>> Start

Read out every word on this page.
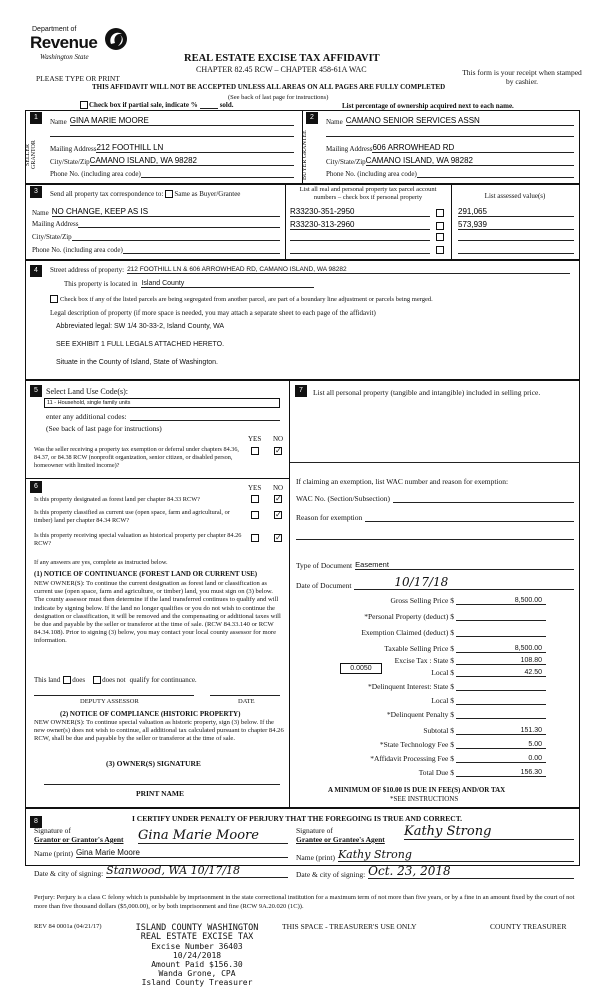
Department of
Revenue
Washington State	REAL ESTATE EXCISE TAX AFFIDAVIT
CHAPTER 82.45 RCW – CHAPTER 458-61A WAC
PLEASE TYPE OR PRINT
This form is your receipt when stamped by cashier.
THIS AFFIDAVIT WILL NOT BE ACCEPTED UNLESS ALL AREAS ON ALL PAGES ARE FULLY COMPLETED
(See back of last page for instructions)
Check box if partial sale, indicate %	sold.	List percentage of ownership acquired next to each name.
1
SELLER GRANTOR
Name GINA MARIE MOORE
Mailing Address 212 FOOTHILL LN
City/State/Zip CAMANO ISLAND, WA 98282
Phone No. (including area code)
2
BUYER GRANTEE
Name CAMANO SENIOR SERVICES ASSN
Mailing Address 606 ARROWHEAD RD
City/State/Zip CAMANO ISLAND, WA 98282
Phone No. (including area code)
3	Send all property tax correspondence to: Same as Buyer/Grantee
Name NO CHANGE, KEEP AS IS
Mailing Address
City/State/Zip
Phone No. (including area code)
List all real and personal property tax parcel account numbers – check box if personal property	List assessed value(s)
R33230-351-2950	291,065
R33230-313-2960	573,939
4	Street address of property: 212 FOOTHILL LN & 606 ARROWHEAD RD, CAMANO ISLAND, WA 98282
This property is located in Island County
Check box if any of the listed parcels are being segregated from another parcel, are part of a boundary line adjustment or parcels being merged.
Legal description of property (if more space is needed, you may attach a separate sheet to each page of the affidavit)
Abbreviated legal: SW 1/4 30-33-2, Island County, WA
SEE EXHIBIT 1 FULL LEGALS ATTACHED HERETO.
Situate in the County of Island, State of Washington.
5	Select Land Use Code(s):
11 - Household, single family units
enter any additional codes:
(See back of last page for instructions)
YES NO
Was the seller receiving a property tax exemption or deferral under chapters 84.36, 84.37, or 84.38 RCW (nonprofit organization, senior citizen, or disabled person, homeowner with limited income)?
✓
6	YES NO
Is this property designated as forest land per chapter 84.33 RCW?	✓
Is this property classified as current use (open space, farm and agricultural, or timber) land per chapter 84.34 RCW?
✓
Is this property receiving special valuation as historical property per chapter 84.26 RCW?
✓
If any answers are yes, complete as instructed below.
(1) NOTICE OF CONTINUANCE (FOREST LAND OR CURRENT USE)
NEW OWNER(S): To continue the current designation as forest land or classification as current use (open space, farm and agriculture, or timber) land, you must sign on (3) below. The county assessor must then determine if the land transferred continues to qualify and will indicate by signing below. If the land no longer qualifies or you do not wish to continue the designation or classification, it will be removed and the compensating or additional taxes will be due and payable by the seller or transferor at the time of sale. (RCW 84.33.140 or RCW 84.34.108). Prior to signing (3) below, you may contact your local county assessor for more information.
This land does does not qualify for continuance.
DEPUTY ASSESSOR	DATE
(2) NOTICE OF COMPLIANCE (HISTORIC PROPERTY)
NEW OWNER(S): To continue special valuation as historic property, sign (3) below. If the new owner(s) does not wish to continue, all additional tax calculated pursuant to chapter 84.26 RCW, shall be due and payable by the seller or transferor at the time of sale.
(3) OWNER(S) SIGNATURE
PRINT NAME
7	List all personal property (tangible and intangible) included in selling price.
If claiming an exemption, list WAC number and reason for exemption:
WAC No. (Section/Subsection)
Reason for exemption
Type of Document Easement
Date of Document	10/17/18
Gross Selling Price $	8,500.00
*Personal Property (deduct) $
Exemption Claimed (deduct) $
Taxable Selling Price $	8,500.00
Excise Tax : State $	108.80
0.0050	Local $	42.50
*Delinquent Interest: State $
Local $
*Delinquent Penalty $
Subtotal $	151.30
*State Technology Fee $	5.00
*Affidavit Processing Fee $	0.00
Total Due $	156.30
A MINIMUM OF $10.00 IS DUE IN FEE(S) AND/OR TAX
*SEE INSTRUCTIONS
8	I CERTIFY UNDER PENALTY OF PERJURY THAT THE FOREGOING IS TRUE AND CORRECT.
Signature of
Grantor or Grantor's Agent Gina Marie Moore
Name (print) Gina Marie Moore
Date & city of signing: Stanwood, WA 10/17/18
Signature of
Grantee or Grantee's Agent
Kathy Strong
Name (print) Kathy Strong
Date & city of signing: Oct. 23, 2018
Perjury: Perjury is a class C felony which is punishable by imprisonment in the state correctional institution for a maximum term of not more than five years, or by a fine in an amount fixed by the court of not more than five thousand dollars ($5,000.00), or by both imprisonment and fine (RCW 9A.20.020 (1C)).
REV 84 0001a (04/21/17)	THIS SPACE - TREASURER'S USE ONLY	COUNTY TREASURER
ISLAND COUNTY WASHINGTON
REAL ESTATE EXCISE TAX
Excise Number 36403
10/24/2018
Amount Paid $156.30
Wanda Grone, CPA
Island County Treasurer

>> End
>> Start

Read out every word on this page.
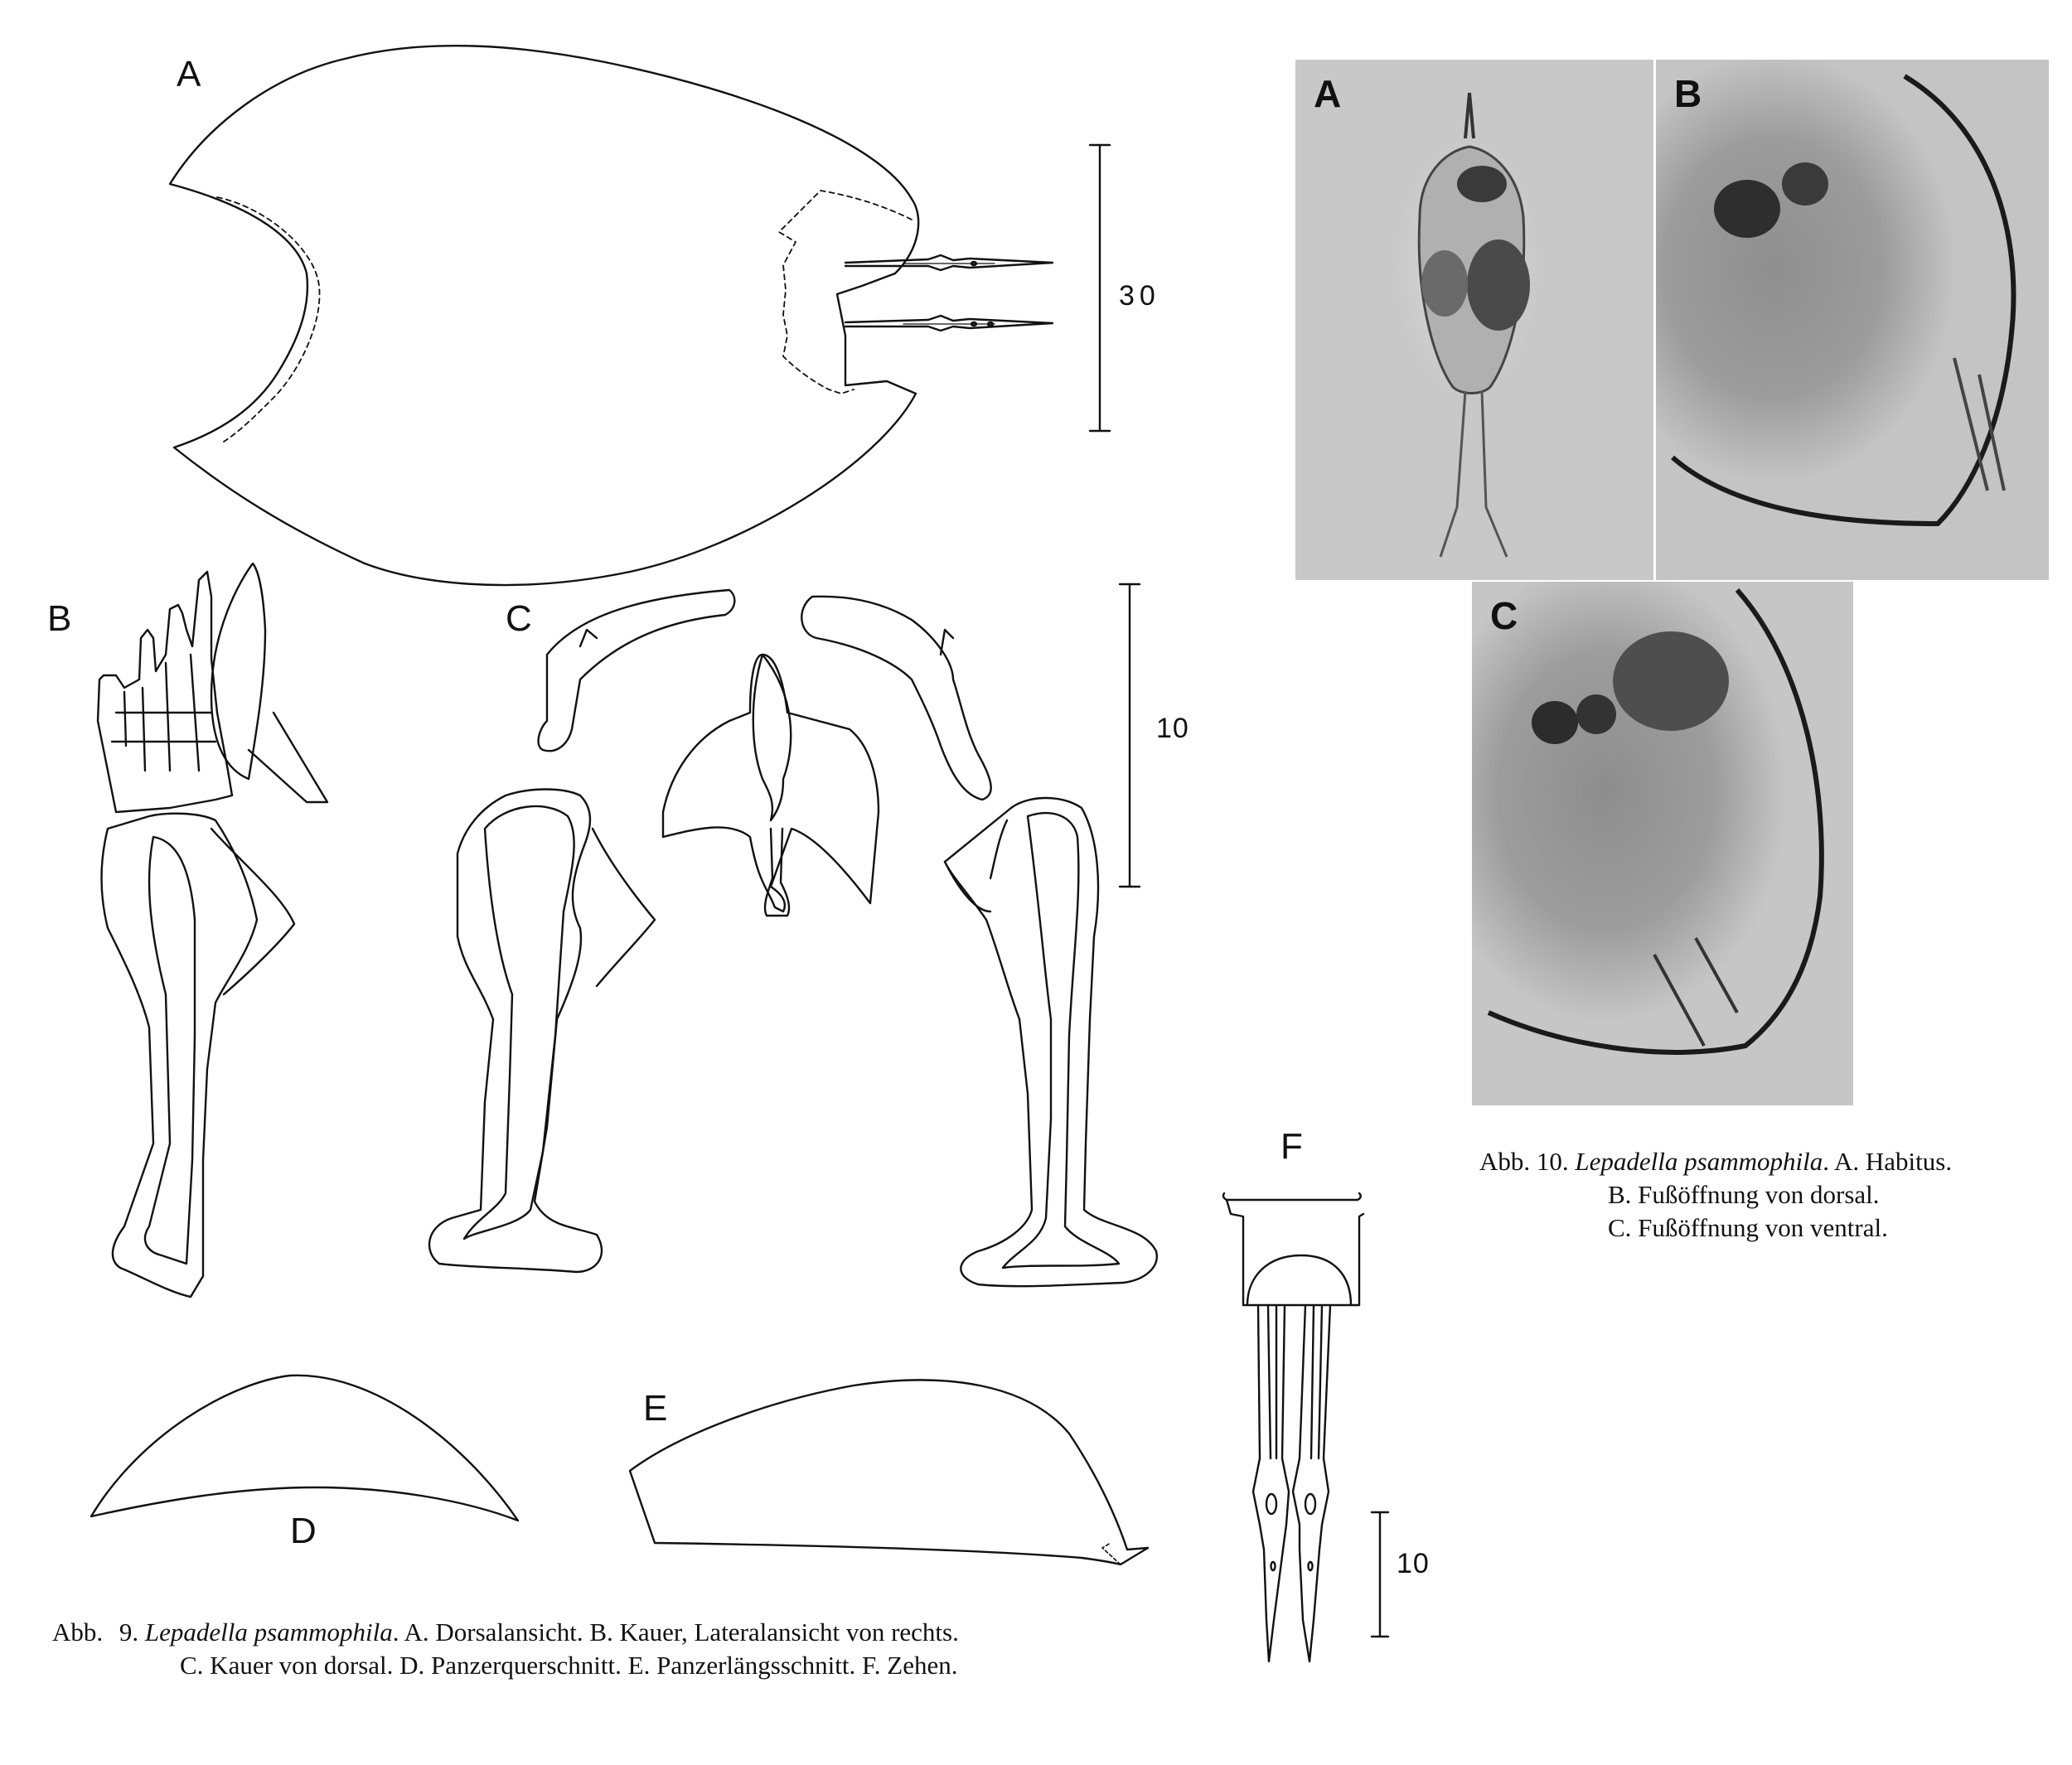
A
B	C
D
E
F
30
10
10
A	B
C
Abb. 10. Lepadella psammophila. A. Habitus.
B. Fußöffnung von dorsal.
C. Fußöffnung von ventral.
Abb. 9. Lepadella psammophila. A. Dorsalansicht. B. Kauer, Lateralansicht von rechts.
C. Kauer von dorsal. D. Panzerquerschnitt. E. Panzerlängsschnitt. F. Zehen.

>> End
>> Start

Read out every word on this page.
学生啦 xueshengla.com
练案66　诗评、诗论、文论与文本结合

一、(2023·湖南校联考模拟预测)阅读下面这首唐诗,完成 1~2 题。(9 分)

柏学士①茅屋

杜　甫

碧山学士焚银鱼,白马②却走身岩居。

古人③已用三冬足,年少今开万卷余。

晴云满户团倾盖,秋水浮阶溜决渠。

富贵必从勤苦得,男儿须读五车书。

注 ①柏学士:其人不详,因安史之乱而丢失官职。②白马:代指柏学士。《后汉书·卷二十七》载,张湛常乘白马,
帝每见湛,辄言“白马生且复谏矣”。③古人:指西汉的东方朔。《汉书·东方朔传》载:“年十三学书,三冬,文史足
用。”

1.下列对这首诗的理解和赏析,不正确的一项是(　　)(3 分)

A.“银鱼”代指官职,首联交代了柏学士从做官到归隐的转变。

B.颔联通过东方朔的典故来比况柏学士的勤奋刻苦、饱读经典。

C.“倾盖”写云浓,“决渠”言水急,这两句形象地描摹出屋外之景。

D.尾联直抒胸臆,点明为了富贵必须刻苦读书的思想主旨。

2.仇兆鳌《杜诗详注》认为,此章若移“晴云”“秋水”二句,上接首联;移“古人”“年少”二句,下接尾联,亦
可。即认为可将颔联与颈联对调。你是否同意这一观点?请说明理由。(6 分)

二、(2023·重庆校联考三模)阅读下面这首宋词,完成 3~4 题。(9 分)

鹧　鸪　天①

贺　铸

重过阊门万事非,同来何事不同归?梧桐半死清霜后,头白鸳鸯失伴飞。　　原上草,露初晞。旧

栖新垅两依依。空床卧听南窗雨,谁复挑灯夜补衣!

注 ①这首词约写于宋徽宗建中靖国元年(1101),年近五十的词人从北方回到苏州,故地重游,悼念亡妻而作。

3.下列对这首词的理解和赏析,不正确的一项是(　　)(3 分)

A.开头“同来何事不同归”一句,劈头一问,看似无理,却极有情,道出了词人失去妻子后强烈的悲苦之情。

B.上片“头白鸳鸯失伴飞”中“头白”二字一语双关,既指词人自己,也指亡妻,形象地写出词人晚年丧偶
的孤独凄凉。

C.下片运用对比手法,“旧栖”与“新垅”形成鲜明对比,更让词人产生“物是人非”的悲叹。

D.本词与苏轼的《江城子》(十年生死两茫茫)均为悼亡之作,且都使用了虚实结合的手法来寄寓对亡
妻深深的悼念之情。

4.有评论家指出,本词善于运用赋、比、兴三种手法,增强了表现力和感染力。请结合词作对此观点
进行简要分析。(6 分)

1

>> End

• What is expected:
Copy all lines from the listing that contain "头白鸳鸯失伴飞".

• Answer to the task:
重过阊门万事非,同来何事不同归?梧桐半死清霜后,头白鸳鸯失伴飞。　　原上草,露初晞。旧
B.上片“头白鸳鸯失伴飞”中“头白”二字一语双关,既指词人自己,也指亡妻,形象地写出词人晚年丧偶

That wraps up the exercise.